## Work instructions
Reproduce every line of the listing below verbatim, with no changes.

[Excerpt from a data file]
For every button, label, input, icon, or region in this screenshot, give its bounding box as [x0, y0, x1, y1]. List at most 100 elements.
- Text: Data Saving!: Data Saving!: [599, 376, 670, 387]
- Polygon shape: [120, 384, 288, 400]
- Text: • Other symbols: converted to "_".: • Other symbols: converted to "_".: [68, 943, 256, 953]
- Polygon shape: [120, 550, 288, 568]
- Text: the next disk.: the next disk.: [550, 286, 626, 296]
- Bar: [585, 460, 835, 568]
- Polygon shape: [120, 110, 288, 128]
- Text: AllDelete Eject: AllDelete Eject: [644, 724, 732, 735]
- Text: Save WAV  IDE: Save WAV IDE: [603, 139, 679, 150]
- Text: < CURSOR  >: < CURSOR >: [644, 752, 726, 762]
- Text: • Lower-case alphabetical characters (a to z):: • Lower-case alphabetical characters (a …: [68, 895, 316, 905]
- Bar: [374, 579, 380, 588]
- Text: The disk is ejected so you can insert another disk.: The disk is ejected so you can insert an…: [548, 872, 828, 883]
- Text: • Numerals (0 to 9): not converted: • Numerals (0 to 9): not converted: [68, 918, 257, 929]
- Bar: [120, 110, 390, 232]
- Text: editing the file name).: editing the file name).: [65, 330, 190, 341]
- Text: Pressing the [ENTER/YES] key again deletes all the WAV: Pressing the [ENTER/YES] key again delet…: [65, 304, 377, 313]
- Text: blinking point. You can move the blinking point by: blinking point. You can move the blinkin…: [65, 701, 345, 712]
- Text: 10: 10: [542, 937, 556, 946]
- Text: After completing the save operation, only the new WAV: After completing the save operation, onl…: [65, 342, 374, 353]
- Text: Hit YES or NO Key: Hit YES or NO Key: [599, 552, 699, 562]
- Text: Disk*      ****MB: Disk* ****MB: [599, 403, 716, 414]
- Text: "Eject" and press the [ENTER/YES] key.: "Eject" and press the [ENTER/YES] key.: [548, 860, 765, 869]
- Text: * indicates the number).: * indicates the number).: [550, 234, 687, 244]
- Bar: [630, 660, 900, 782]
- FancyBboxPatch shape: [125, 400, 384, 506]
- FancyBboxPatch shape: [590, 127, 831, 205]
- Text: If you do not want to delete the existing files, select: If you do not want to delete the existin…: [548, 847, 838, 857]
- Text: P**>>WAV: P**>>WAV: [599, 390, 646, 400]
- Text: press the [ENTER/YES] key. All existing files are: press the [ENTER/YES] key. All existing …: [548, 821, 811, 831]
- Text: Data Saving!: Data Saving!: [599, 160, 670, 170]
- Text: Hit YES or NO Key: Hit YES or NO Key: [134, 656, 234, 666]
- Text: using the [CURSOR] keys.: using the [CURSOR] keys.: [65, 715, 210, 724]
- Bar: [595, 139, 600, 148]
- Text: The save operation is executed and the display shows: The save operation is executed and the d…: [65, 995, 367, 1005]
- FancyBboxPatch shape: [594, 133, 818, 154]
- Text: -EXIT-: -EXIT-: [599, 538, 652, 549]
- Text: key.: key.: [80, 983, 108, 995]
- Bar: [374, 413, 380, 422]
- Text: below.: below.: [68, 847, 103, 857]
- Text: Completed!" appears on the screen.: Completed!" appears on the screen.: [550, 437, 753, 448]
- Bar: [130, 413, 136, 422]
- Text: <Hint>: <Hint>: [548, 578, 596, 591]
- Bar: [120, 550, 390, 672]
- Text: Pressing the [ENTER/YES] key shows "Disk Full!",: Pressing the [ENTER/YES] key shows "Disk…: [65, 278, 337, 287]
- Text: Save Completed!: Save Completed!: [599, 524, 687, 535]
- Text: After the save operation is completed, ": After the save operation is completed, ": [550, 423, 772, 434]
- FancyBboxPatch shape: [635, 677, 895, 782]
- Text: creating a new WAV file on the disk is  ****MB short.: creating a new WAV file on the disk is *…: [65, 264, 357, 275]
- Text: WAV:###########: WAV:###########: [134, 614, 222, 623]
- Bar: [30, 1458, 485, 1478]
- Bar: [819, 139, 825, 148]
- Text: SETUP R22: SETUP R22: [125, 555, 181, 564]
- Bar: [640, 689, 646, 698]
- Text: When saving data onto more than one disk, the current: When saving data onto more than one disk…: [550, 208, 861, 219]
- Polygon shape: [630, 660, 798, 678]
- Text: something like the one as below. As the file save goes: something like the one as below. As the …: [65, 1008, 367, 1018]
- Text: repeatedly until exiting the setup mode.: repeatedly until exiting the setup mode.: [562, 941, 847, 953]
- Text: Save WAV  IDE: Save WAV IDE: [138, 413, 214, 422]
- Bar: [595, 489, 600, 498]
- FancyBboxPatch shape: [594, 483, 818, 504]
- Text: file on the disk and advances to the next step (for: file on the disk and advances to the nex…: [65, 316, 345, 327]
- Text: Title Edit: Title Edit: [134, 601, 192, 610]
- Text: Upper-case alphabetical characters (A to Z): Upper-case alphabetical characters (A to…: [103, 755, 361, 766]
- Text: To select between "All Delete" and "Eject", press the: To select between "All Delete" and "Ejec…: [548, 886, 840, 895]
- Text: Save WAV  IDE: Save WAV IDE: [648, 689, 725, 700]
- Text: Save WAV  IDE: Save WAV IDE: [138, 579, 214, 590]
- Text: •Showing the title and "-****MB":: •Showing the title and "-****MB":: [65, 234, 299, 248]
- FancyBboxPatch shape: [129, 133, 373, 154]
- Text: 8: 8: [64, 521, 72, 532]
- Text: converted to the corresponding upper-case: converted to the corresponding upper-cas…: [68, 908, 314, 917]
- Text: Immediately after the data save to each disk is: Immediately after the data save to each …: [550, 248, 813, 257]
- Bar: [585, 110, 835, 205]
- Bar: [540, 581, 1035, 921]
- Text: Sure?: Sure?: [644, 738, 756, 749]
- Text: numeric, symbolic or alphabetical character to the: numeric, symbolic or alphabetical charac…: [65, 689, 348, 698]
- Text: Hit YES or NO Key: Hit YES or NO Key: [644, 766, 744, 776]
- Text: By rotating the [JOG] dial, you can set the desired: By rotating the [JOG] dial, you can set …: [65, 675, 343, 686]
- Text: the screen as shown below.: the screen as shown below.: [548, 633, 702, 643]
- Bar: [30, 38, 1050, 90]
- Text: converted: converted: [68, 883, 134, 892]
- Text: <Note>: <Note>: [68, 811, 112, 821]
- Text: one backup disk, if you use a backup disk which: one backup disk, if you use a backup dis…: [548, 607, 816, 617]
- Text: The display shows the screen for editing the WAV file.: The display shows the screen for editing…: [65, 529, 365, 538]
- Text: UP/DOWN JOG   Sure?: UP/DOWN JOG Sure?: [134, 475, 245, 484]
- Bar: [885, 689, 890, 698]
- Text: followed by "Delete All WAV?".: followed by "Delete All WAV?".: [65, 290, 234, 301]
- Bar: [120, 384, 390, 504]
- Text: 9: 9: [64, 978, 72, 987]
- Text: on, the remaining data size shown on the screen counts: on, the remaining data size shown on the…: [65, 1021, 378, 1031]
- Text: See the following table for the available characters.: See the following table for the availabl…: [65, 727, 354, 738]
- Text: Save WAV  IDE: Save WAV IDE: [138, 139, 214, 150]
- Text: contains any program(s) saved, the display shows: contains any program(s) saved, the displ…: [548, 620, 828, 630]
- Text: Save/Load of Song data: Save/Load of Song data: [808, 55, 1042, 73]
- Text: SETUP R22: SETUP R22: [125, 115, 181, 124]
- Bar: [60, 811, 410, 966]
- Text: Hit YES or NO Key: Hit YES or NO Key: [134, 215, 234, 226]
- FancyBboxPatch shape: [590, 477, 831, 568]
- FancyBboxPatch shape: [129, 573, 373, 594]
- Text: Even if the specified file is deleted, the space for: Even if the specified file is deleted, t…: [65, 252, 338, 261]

## Reply to the task
For every button, label, input, icon, or region in this screenshot, give its bounding box as [x0, y0, x1, y1]. List at most 100 elements.
- Text: Data Saving!: Data Saving!: [599, 376, 670, 387]
- Polygon shape: [120, 384, 288, 400]
- Text: • Other symbols: converted to "_".: • Other symbols: converted to "_".: [68, 943, 256, 953]
- Polygon shape: [120, 550, 288, 568]
- Text: the next disk.: the next disk.: [550, 286, 626, 296]
- Bar: [585, 460, 835, 568]
- Polygon shape: [120, 110, 288, 128]
- Text: AllDelete Eject: AllDelete Eject: [644, 724, 732, 735]
- Text: Save WAV  IDE: Save WAV IDE: [603, 139, 679, 150]
- Text: < CURSOR  >: < CURSOR >: [644, 752, 726, 762]
- Text: • Lower-case alphabetical characters (a to z):: • Lower-case alphabetical characters (a …: [68, 895, 316, 905]
- Bar: [374, 579, 380, 588]
- Text: The disk is ejected so you can insert another disk.: The disk is ejected so you can insert an…: [548, 872, 828, 883]
- Text: • Numerals (0 to 9): not converted: • Numerals (0 to 9): not converted: [68, 918, 257, 929]
- Bar: [120, 110, 390, 232]
- Text: editing the file name).: editing the file name).: [65, 330, 190, 341]
- Text: Pressing the [ENTER/YES] key again deletes all the WAV: Pressing the [ENTER/YES] key again delet…: [65, 304, 377, 313]
- Text: blinking point. You can move the blinking point by: blinking point. You can move the blinkin…: [65, 701, 345, 712]
- Text: 10: 10: [542, 937, 556, 946]
- Text: After completing the save operation, only the new WAV: After completing the save operation, onl…: [65, 342, 374, 353]
- Text: Hit YES or NO Key: Hit YES or NO Key: [599, 552, 699, 562]
- Text: Disk*      ****MB: Disk* ****MB: [599, 403, 716, 414]
- Text: "Eject" and press the [ENTER/YES] key.: "Eject" and press the [ENTER/YES] key.: [548, 860, 765, 869]
- Text: * indicates the number).: * indicates the number).: [550, 234, 687, 244]
- Bar: [630, 660, 900, 782]
- FancyBboxPatch shape: [125, 400, 384, 506]
- FancyBboxPatch shape: [590, 127, 831, 205]
- Text: If you do not want to delete the existing files, select: If you do not want to delete the existin…: [548, 847, 838, 857]
- Text: P**>>WAV: P**>>WAV: [599, 390, 646, 400]
- Text: press the [ENTER/YES] key. All existing files are: press the [ENTER/YES] key. All existing …: [548, 821, 811, 831]
- Text: Data Saving!: Data Saving!: [599, 160, 670, 170]
- Text: Hit YES or NO Key: Hit YES or NO Key: [134, 656, 234, 666]
- Text: using the [CURSOR] keys.: using the [CURSOR] keys.: [65, 715, 210, 724]
- Bar: [595, 139, 600, 148]
- Text: The save operation is executed and the display shows: The save operation is executed and the d…: [65, 995, 367, 1005]
- FancyBboxPatch shape: [594, 133, 818, 154]
- Text: -EXIT-: -EXIT-: [599, 538, 652, 549]
- Text: key.: key.: [80, 983, 108, 995]
- Bar: [374, 413, 380, 422]
- Text: below.: below.: [68, 847, 103, 857]
- Text: Completed!" appears on the screen.: Completed!" appears on the screen.: [550, 437, 753, 448]
- Bar: [130, 413, 136, 422]
- Text: <Hint>: <Hint>: [548, 578, 596, 591]
- Bar: [120, 550, 390, 672]
- Text: Pressing the [ENTER/YES] key shows "Disk Full!",: Pressing the [ENTER/YES] key shows "Disk…: [65, 278, 337, 287]
- Text: Save Completed!: Save Completed!: [599, 524, 687, 535]
- Text: After the save operation is completed, ": After the save operation is completed, ": [550, 423, 772, 434]
- FancyBboxPatch shape: [635, 677, 895, 782]
- Text: creating a new WAV file on the disk is  ****MB short.: creating a new WAV file on the disk is *…: [65, 264, 357, 275]
- Text: WAV:###########: WAV:###########: [134, 614, 222, 623]
- Bar: [30, 1458, 485, 1478]
- Bar: [819, 139, 825, 148]
- Text: SETUP R22: SETUP R22: [125, 555, 181, 564]
- Bar: [640, 689, 646, 698]
- Text: When saving data onto more than one disk, the current: When saving data onto more than one disk…: [550, 208, 861, 219]
- Polygon shape: [630, 660, 798, 678]
- Text: something like the one as below. As the file save goes: something like the one as below. As the …: [65, 1008, 367, 1018]
- Text: repeatedly until exiting the setup mode.: repeatedly until exiting the setup mode.: [562, 941, 847, 953]
- Text: Save WAV  IDE: Save WAV IDE: [138, 413, 214, 422]
- Bar: [595, 489, 600, 498]
- FancyBboxPatch shape: [594, 483, 818, 504]
- Text: file on the disk and advances to the next step (for: file on the disk and advances to the nex…: [65, 316, 345, 327]
- Text: Title Edit: Title Edit: [134, 601, 192, 610]
- Text: Upper-case alphabetical characters (A to Z): Upper-case alphabetical characters (A to…: [103, 755, 361, 766]
- Text: To select between "All Delete" and "Eject", press the: To select between "All Delete" and "Ejec…: [548, 886, 840, 895]
- Text: Save WAV  IDE: Save WAV IDE: [648, 689, 725, 700]
- Text: Save WAV  IDE: Save WAV IDE: [138, 579, 214, 590]
- Text: •Showing the title and "-****MB":: •Showing the title and "-****MB":: [65, 234, 299, 248]
- FancyBboxPatch shape: [129, 133, 373, 154]
- Text: 8: 8: [64, 521, 72, 532]
- Text: converted to the corresponding upper-case: converted to the corresponding upper-cas…: [68, 908, 314, 917]
- Text: Immediately after the data save to each disk is: Immediately after the data save to each …: [550, 248, 813, 257]
- Bar: [585, 110, 835, 205]
- Bar: [540, 581, 1035, 921]
- Text: Sure?: Sure?: [644, 738, 756, 749]
- Text: numeric, symbolic or alphabetical character to the: numeric, symbolic or alphabetical charac…: [65, 689, 348, 698]
- Text: Hit YES or NO Key: Hit YES or NO Key: [644, 766, 744, 776]
- Text: By rotating the [JOG] dial, you can set the desired: By rotating the [JOG] dial, you can set …: [65, 675, 343, 686]
- Text: the screen as shown below.: the screen as shown below.: [548, 633, 702, 643]
- Bar: [30, 38, 1050, 90]
- Text: converted: converted: [68, 883, 134, 892]
- Text: <Note>: <Note>: [68, 811, 112, 821]
- Text: one backup disk, if you use a backup disk which: one backup disk, if you use a backup dis…: [548, 607, 816, 617]
- Text: The display shows the screen for editing the WAV file.: The display shows the screen for editing…: [65, 529, 365, 538]
- Text: UP/DOWN JOG   Sure?: UP/DOWN JOG Sure?: [134, 475, 245, 484]
- Bar: [885, 689, 890, 698]
- Text: followed by "Delete All WAV?".: followed by "Delete All WAV?".: [65, 290, 234, 301]
- Bar: [120, 384, 390, 504]
- Text: 9: 9: [64, 978, 72, 987]
- Text: on, the remaining data size shown on the screen counts: on, the remaining data size shown on the…: [65, 1021, 378, 1031]
- Text: See the following table for the available characters.: See the following table for the availabl…: [65, 727, 354, 738]
- Text: Save WAV  IDE: Save WAV IDE: [138, 139, 214, 150]
- Text: contains any program(s) saved, the display shows: contains any program(s) saved, the displ…: [548, 620, 828, 630]
- Text: Save/Load of Song data: Save/Load of Song data: [808, 55, 1042, 73]
- Text: SETUP R22: SETUP R22: [125, 115, 181, 124]
- Bar: [60, 811, 410, 966]
- Text: Hit YES or NO Key: Hit YES or NO Key: [134, 215, 234, 226]
- FancyBboxPatch shape: [590, 477, 831, 568]
- FancyBboxPatch shape: [129, 573, 373, 594]
- Text: Even if the specified file is deleted, the space for: Even if the specified file is deleted, t…: [65, 252, 338, 261]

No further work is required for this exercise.